WHAT TO PRODUCE:
Extract the complete data exactly as given.

DATASET EXCERPTS:
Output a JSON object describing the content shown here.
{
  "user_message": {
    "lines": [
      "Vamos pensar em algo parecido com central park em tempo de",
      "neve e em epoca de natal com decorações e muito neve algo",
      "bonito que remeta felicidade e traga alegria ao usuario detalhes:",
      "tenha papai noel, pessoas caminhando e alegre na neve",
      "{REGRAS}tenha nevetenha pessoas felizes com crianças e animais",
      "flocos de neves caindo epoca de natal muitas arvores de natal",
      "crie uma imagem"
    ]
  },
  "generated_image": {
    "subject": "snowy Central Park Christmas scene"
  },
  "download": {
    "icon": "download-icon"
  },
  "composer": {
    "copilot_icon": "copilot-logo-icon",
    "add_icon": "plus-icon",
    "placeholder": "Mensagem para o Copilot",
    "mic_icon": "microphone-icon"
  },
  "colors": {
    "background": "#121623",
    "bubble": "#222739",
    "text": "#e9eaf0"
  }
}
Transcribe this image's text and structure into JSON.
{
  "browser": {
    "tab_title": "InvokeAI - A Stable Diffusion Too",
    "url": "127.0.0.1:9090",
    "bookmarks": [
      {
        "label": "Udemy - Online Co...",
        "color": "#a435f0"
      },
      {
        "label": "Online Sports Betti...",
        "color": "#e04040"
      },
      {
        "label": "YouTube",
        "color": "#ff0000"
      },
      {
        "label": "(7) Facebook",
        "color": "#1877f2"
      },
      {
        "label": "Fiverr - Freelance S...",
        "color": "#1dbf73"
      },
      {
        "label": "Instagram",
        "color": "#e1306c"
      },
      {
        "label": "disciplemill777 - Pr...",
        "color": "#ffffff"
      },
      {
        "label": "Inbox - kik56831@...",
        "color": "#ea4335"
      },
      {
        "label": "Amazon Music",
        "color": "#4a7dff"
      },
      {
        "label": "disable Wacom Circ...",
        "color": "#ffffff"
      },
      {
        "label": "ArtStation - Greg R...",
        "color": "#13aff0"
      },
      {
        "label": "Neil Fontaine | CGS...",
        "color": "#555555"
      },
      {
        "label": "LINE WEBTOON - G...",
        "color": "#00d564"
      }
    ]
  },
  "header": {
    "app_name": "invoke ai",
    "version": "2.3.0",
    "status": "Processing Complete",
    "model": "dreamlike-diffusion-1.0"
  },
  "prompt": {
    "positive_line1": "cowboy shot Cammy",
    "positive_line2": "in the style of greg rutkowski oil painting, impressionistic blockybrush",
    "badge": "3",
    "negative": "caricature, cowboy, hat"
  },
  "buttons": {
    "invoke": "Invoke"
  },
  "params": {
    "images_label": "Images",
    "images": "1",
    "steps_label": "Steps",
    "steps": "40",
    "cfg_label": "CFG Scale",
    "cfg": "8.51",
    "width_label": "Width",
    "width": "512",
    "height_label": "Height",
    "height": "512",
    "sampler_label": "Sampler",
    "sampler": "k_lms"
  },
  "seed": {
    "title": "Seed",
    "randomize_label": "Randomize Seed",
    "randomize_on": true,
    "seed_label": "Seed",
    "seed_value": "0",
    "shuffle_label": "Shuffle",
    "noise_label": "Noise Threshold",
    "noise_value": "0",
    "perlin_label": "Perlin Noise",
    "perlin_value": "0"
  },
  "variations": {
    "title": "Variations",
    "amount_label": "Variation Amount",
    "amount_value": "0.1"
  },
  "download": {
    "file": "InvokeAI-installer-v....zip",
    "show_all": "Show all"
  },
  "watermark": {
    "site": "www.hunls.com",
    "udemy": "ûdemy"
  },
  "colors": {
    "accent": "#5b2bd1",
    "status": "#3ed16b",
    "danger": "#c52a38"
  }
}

WRITTEN ANSWER:
Output a JSON object describing the content shown here.
{
  "user_message": {
    "lines": [
      "Vamos pensar em algo parecido com central park em tempo de",
      "neve e em epoca de natal com decorações e muito neve algo",
      "bonito que remeta felicidade e traga alegria ao usuario detalhes:",
      "tenha papai noel, pessoas caminhando e alegre na neve",
      "{REGRAS}tenha nevetenha pessoas felizes com crianças e animais",
      "flocos de neves caindo epoca de natal muitas arvores de natal",
      "crie uma imagem"
    ]
  },
  "generated_image": {
    "subject": "snowy Central Park Christmas scene"
  },
  "download": {
    "icon": "download-icon"
  },
  "composer": {
    "copilot_icon": "copilot-logo-icon",
    "add_icon": "plus-icon",
    "placeholder": "Mensagem para o Copilot",
    "mic_icon": "microphone-icon"
  },
  "colors": {
    "background": "#121623",
    "bubble": "#222739",
    "text": "#e9eaf0"
  }
}
Transcribe this image's text and structure into JSON.
{
  "browser": {
    "tab_title": "InvokeAI - A Stable Diffusion Too",
    "url": "127.0.0.1:9090",
    "bookmarks": [
      {
        "label": "Udemy - Online Co...",
        "color": "#a435f0"
      },
      {
        "label": "Online Sports Betti...",
        "color": "#e04040"
      },
      {
        "label": "YouTube",
        "color": "#ff0000"
      },
      {
        "label": "(7) Facebook",
        "color": "#1877f2"
      },
      {
        "label": "Fiverr - Freelance S...",
        "color": "#1dbf73"
      },
      {
        "label": "Instagram",
        "color": "#e1306c"
      },
      {
        "label": "disciplemill777 - Pr...",
        "color": "#ffffff"
      },
      {
        "label": "Inbox - kik56831@...",
        "color": "#ea4335"
      },
      {
        "label": "Amazon Music",
        "color": "#4a7dff"
      },
      {
        "label": "disable Wacom Circ...",
        "color": "#ffffff"
      },
      {
        "label": "ArtStation - Greg R...",
        "color": "#13aff0"
      },
      {
        "label": "Neil Fontaine | CGS...",
        "color": "#555555"
      },
      {
        "label": "LINE WEBTOON - G...",
        "color": "#00d564"
      }
    ]
  },
  "header": {
    "app_name": "invoke ai",
    "version": "2.3.0",
    "status": "Processing Complete",
    "model": "dreamlike-diffusion-1.0"
  },
  "prompt": {
    "positive_line1": "cowboy shot Cammy",
    "positive_line2": "in the style of greg rutkowski oil painting, impressionistic blockybrush",
    "badge": "3",
    "negative": "caricature, cowboy, hat"
  },
  "buttons": {
    "invoke": "Invoke"
  },
  "params": {
    "images_label": "Images",
    "images": "1",
    "steps_label": "Steps",
    "steps": "40",
    "cfg_label": "CFG Scale",
    "cfg": "8.51",
    "width_label": "Width",
    "width": "512",
    "height_label": "Height",
    "height": "512",
    "sampler_label": "Sampler",
    "sampler": "k_lms"
  },
  "seed": {
    "title": "Seed",
    "randomize_label": "Randomize Seed",
    "randomize_on": true,
    "seed_label": "Seed",
    "seed_value": "0",
    "shuffle_label": "Shuffle",
    "noise_label": "Noise Threshold",
    "noise_value": "0",
    "perlin_label": "Perlin Noise",
    "perlin_value": "0"
  },
  "variations": {
    "title": "Variations",
    "amount_label": "Variation Amount",
    "amount_value": "0.1"
  },
  "download": {
    "file": "InvokeAI-installer-v....zip",
    "show_all": "Show all"
  },
  "watermark": {
    "site": "www.hunls.com",
    "udemy": "ûdemy"
  },
  "colors": {
    "accent": "#5b2bd1",
    "status": "#3ed16b",
    "danger": "#c52a38"
  }
}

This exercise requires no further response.